▶ **AIM OF THE EXERCISE**: Return every record below exactly as written, but leave out the pictures.

Rows from a figure dataset:
________

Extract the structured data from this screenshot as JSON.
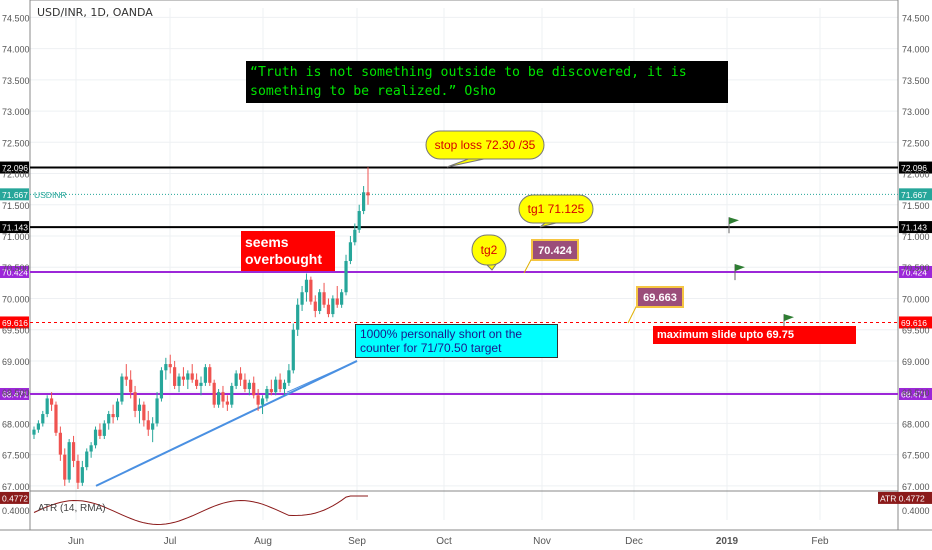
{
  "header": {
    "title": "USD/INR, 1D, OANDA"
  },
  "quote": {
    "text": "“Truth is not something outside to be discovered, it is\nsomething to be realized.” Osho"
  },
  "annotations": {
    "overbought": "seems\noverbought",
    "short_note": "1000% personally short on the counter for 71/70.50 target",
    "max_slide": "maximum slide upto 69.75",
    "stop_loss": "stop loss 72.30 /35",
    "tg1": "tg1 71.125",
    "tg2": "tg2",
    "target_70424": "70.424",
    "target_69663": "69.663"
  },
  "series_label": "USDINR",
  "atr": {
    "label": "ATR (14, RMA)",
    "right_label": "ATR",
    "value": "0.4772",
    "tick": "0.4000"
  },
  "chart_data": {
    "type": "candlestick",
    "symbol": "USD/INR",
    "interval": "1D",
    "ylim": [
      66.95,
      74.65
    ],
    "y_ticks": [
      "67.000",
      "67.500",
      "68.000",
      "68.500",
      "69.000",
      "69.500",
      "70.000",
      "70.500",
      "71.000",
      "71.500",
      "72.000",
      "72.500",
      "73.000",
      "73.500",
      "74.000",
      "74.500"
    ],
    "x_ticks": [
      "Jun",
      "Jul",
      "Aug",
      "Sep",
      "Oct",
      "Nov",
      "Dec",
      "2019",
      "Feb"
    ],
    "price_lines": [
      {
        "label": "72.096",
        "value": 72.096,
        "style": "solid",
        "color": "#000000"
      },
      {
        "label": "71.667",
        "value": 71.667,
        "style": "dotted",
        "color": "#26a69a"
      },
      {
        "label": "71.143",
        "value": 71.143,
        "style": "solid",
        "color": "#000000"
      },
      {
        "label": "70.424",
        "value": 70.424,
        "style": "solid",
        "color": "#9c27d8"
      },
      {
        "label": "69.616",
        "value": 69.616,
        "style": "dashed",
        "color": "#ff0000"
      },
      {
        "label": "68.471",
        "value": 68.471,
        "style": "solid",
        "color": "#9c27d8"
      }
    ],
    "candles": [
      [
        67.82,
        67.95,
        67.75,
        67.9
      ],
      [
        67.9,
        68.05,
        67.85,
        68.0
      ],
      [
        68.0,
        68.2,
        67.95,
        68.15
      ],
      [
        68.15,
        68.45,
        68.1,
        68.4
      ],
      [
        68.4,
        68.5,
        68.2,
        68.3
      ],
      [
        68.3,
        68.35,
        67.8,
        67.85
      ],
      [
        67.85,
        67.95,
        67.4,
        67.5
      ],
      [
        67.5,
        67.6,
        67.0,
        67.1
      ],
      [
        67.1,
        67.75,
        67.05,
        67.7
      ],
      [
        67.7,
        67.8,
        67.3,
        67.4
      ],
      [
        67.4,
        67.5,
        66.95,
        67.05
      ],
      [
        67.05,
        67.4,
        67.0,
        67.3
      ],
      [
        67.3,
        67.6,
        67.25,
        67.55
      ],
      [
        67.55,
        67.7,
        67.45,
        67.65
      ],
      [
        67.65,
        67.95,
        67.6,
        67.9
      ],
      [
        67.9,
        68.0,
        67.75,
        67.8
      ],
      [
        67.8,
        68.05,
        67.75,
        68.0
      ],
      [
        68.0,
        68.2,
        67.9,
        68.15
      ],
      [
        68.15,
        68.3,
        68.0,
        68.1
      ],
      [
        68.1,
        68.4,
        68.05,
        68.35
      ],
      [
        68.35,
        68.8,
        68.3,
        68.75
      ],
      [
        68.75,
        68.95,
        68.6,
        68.7
      ],
      [
        68.7,
        68.85,
        68.4,
        68.5
      ],
      [
        68.5,
        68.6,
        68.1,
        68.2
      ],
      [
        68.2,
        68.4,
        68.0,
        68.3
      ],
      [
        68.3,
        68.35,
        67.95,
        68.05
      ],
      [
        68.05,
        68.2,
        67.8,
        67.9
      ],
      [
        67.9,
        68.1,
        67.7,
        68.0
      ],
      [
        68.0,
        68.5,
        67.95,
        68.4
      ],
      [
        68.4,
        68.9,
        68.35,
        68.85
      ],
      [
        68.85,
        69.05,
        68.7,
        68.95
      ],
      [
        68.95,
        69.1,
        68.8,
        68.9
      ],
      [
        68.9,
        69.0,
        68.55,
        68.6
      ],
      [
        68.6,
        68.8,
        68.5,
        68.75
      ],
      [
        68.75,
        68.9,
        68.6,
        68.7
      ],
      [
        68.7,
        68.85,
        68.55,
        68.8
      ],
      [
        68.8,
        68.95,
        68.65,
        68.7
      ],
      [
        68.7,
        68.8,
        68.55,
        68.6
      ],
      [
        68.6,
        68.75,
        68.45,
        68.65
      ],
      [
        68.65,
        68.95,
        68.6,
        68.9
      ],
      [
        68.9,
        68.95,
        68.6,
        68.65
      ],
      [
        68.65,
        68.7,
        68.25,
        68.3
      ],
      [
        68.3,
        68.55,
        68.25,
        68.5
      ],
      [
        68.5,
        68.6,
        68.25,
        68.35
      ],
      [
        68.35,
        68.45,
        68.2,
        68.3
      ],
      [
        68.3,
        68.65,
        68.25,
        68.6
      ],
      [
        68.6,
        68.85,
        68.55,
        68.8
      ],
      [
        68.8,
        68.9,
        68.6,
        68.7
      ],
      [
        68.7,
        68.8,
        68.5,
        68.55
      ],
      [
        68.55,
        68.7,
        68.45,
        68.65
      ],
      [
        68.65,
        68.75,
        68.4,
        68.45
      ],
      [
        68.45,
        68.55,
        68.2,
        68.3
      ],
      [
        68.3,
        68.45,
        68.15,
        68.4
      ],
      [
        68.4,
        68.6,
        68.35,
        68.55
      ],
      [
        68.55,
        68.7,
        68.45,
        68.5
      ],
      [
        68.5,
        68.75,
        68.45,
        68.7
      ],
      [
        68.7,
        68.8,
        68.5,
        68.55
      ],
      [
        68.55,
        68.7,
        68.45,
        68.65
      ],
      [
        68.65,
        68.95,
        68.6,
        68.85
      ],
      [
        68.85,
        69.6,
        68.8,
        69.5
      ],
      [
        69.5,
        70.0,
        69.4,
        69.9
      ],
      [
        69.9,
        70.2,
        69.8,
        70.1
      ],
      [
        70.1,
        70.4,
        69.95,
        70.3
      ],
      [
        70.3,
        70.35,
        69.9,
        69.95
      ],
      [
        69.95,
        70.05,
        69.7,
        69.8
      ],
      [
        69.8,
        70.15,
        69.75,
        70.1
      ],
      [
        70.1,
        70.25,
        69.85,
        69.9
      ],
      [
        69.9,
        70.0,
        69.7,
        69.75
      ],
      [
        69.75,
        70.05,
        69.7,
        70.0
      ],
      [
        70.0,
        70.2,
        69.85,
        69.9
      ],
      [
        69.9,
        70.15,
        69.85,
        70.1
      ],
      [
        70.1,
        70.7,
        70.05,
        70.6
      ],
      [
        70.6,
        71.0,
        70.55,
        70.9
      ],
      [
        70.9,
        71.2,
        70.85,
        71.1
      ],
      [
        71.1,
        71.5,
        71.05,
        71.4
      ],
      [
        71.4,
        71.8,
        71.35,
        71.7
      ],
      [
        71.7,
        72.1,
        71.5,
        71.65
      ]
    ]
  },
  "colors": {
    "up": "#26a69a",
    "down": "#ef5350",
    "trend": "#4a90e2",
    "atr": "#8b1a1a",
    "purple_label": "#9c27d8",
    "red_label": "#ff0000"
  }
}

________

▶ **CORRECT RESPONSE**:
Extract the structured data from this screenshot as JSON.
{
  "header": {
    "title": "USD/INR, 1D, OANDA"
  },
  "quote": {
    "text": "“Truth is not something outside to be discovered, it is\nsomething to be realized.” Osho"
  },
  "annotations": {
    "overbought": "seems\noverbought",
    "short_note": "1000% personally short on the counter for 71/70.50 target",
    "max_slide": "maximum slide upto 69.75",
    "stop_loss": "stop loss 72.30 /35",
    "tg1": "tg1 71.125",
    "tg2": "tg2",
    "target_70424": "70.424",
    "target_69663": "69.663"
  },
  "series_label": "USDINR",
  "atr": {
    "label": "ATR (14, RMA)",
    "right_label": "ATR",
    "value": "0.4772",
    "tick": "0.4000"
  },
  "chart_data": {
    "type": "candlestick",
    "symbol": "USD/INR",
    "interval": "1D",
    "ylim": [
      66.95,
      74.65
    ],
    "y_ticks": [
      "67.000",
      "67.500",
      "68.000",
      "68.500",
      "69.000",
      "69.500",
      "70.000",
      "70.500",
      "71.000",
      "71.500",
      "72.000",
      "72.500",
      "73.000",
      "73.500",
      "74.000",
      "74.500"
    ],
    "x_ticks": [
      "Jun",
      "Jul",
      "Aug",
      "Sep",
      "Oct",
      "Nov",
      "Dec",
      "2019",
      "Feb"
    ],
    "price_lines": [
      {
        "label": "72.096",
        "value": 72.096,
        "style": "solid",
        "color": "#000000"
      },
      {
        "label": "71.667",
        "value": 71.667,
        "style": "dotted",
        "color": "#26a69a"
      },
      {
        "label": "71.143",
        "value": 71.143,
        "style": "solid",
        "color": "#000000"
      },
      {
        "label": "70.424",
        "value": 70.424,
        "style": "solid",
        "color": "#9c27d8"
      },
      {
        "label": "69.616",
        "value": 69.616,
        "style": "dashed",
        "color": "#ff0000"
      },
      {
        "label": "68.471",
        "value": 68.471,
        "style": "solid",
        "color": "#9c27d8"
      }
    ],
    "candles": [
      [
        67.82,
        67.95,
        67.75,
        67.9
      ],
      [
        67.9,
        68.05,
        67.85,
        68.0
      ],
      [
        68.0,
        68.2,
        67.95,
        68.15
      ],
      [
        68.15,
        68.45,
        68.1,
        68.4
      ],
      [
        68.4,
        68.5,
        68.2,
        68.3
      ],
      [
        68.3,
        68.35,
        67.8,
        67.85
      ],
      [
        67.85,
        67.95,
        67.4,
        67.5
      ],
      [
        67.5,
        67.6,
        67.0,
        67.1
      ],
      [
        67.1,
        67.75,
        67.05,
        67.7
      ],
      [
        67.7,
        67.8,
        67.3,
        67.4
      ],
      [
        67.4,
        67.5,
        66.95,
        67.05
      ],
      [
        67.05,
        67.4,
        67.0,
        67.3
      ],
      [
        67.3,
        67.6,
        67.25,
        67.55
      ],
      [
        67.55,
        67.7,
        67.45,
        67.65
      ],
      [
        67.65,
        67.95,
        67.6,
        67.9
      ],
      [
        67.9,
        68.0,
        67.75,
        67.8
      ],
      [
        67.8,
        68.05,
        67.75,
        68.0
      ],
      [
        68.0,
        68.2,
        67.9,
        68.15
      ],
      [
        68.15,
        68.3,
        68.0,
        68.1
      ],
      [
        68.1,
        68.4,
        68.05,
        68.35
      ],
      [
        68.35,
        68.8,
        68.3,
        68.75
      ],
      [
        68.75,
        68.95,
        68.6,
        68.7
      ],
      [
        68.7,
        68.85,
        68.4,
        68.5
      ],
      [
        68.5,
        68.6,
        68.1,
        68.2
      ],
      [
        68.2,
        68.4,
        68.0,
        68.3
      ],
      [
        68.3,
        68.35,
        67.95,
        68.05
      ],
      [
        68.05,
        68.2,
        67.8,
        67.9
      ],
      [
        67.9,
        68.1,
        67.7,
        68.0
      ],
      [
        68.0,
        68.5,
        67.95,
        68.4
      ],
      [
        68.4,
        68.9,
        68.35,
        68.85
      ],
      [
        68.85,
        69.05,
        68.7,
        68.95
      ],
      [
        68.95,
        69.1,
        68.8,
        68.9
      ],
      [
        68.9,
        69.0,
        68.55,
        68.6
      ],
      [
        68.6,
        68.8,
        68.5,
        68.75
      ],
      [
        68.75,
        68.9,
        68.6,
        68.7
      ],
      [
        68.7,
        68.85,
        68.55,
        68.8
      ],
      [
        68.8,
        68.95,
        68.65,
        68.7
      ],
      [
        68.7,
        68.8,
        68.55,
        68.6
      ],
      [
        68.6,
        68.75,
        68.45,
        68.65
      ],
      [
        68.65,
        68.95,
        68.6,
        68.9
      ],
      [
        68.9,
        68.95,
        68.6,
        68.65
      ],
      [
        68.65,
        68.7,
        68.25,
        68.3
      ],
      [
        68.3,
        68.55,
        68.25,
        68.5
      ],
      [
        68.5,
        68.6,
        68.25,
        68.35
      ],
      [
        68.35,
        68.45,
        68.2,
        68.3
      ],
      [
        68.3,
        68.65,
        68.25,
        68.6
      ],
      [
        68.6,
        68.85,
        68.55,
        68.8
      ],
      [
        68.8,
        68.9,
        68.6,
        68.7
      ],
      [
        68.7,
        68.8,
        68.5,
        68.55
      ],
      [
        68.55,
        68.7,
        68.45,
        68.65
      ],
      [
        68.65,
        68.75,
        68.4,
        68.45
      ],
      [
        68.45,
        68.55,
        68.2,
        68.3
      ],
      [
        68.3,
        68.45,
        68.15,
        68.4
      ],
      [
        68.4,
        68.6,
        68.35,
        68.55
      ],
      [
        68.55,
        68.7,
        68.45,
        68.5
      ],
      [
        68.5,
        68.75,
        68.45,
        68.7
      ],
      [
        68.7,
        68.8,
        68.5,
        68.55
      ],
      [
        68.55,
        68.7,
        68.45,
        68.65
      ],
      [
        68.65,
        68.95,
        68.6,
        68.85
      ],
      [
        68.85,
        69.6,
        68.8,
        69.5
      ],
      [
        69.5,
        70.0,
        69.4,
        69.9
      ],
      [
        69.9,
        70.2,
        69.8,
        70.1
      ],
      [
        70.1,
        70.4,
        69.95,
        70.3
      ],
      [
        70.3,
        70.35,
        69.9,
        69.95
      ],
      [
        69.95,
        70.05,
        69.7,
        69.8
      ],
      [
        69.8,
        70.15,
        69.75,
        70.1
      ],
      [
        70.1,
        70.25,
        69.85,
        69.9
      ],
      [
        69.9,
        70.0,
        69.7,
        69.75
      ],
      [
        69.75,
        70.05,
        69.7,
        70.0
      ],
      [
        70.0,
        70.2,
        69.85,
        69.9
      ],
      [
        69.9,
        70.15,
        69.85,
        70.1
      ],
      [
        70.1,
        70.7,
        70.05,
        70.6
      ],
      [
        70.6,
        71.0,
        70.55,
        70.9
      ],
      [
        70.9,
        71.2,
        70.85,
        71.1
      ],
      [
        71.1,
        71.5,
        71.05,
        71.4
      ],
      [
        71.4,
        71.8,
        71.35,
        71.7
      ],
      [
        71.7,
        72.1,
        71.5,
        71.65
      ]
    ]
  },
  "colors": {
    "up": "#26a69a",
    "down": "#ef5350",
    "trend": "#4a90e2",
    "atr": "#8b1a1a",
    "purple_label": "#9c27d8",
    "red_label": "#ff0000"
  }
}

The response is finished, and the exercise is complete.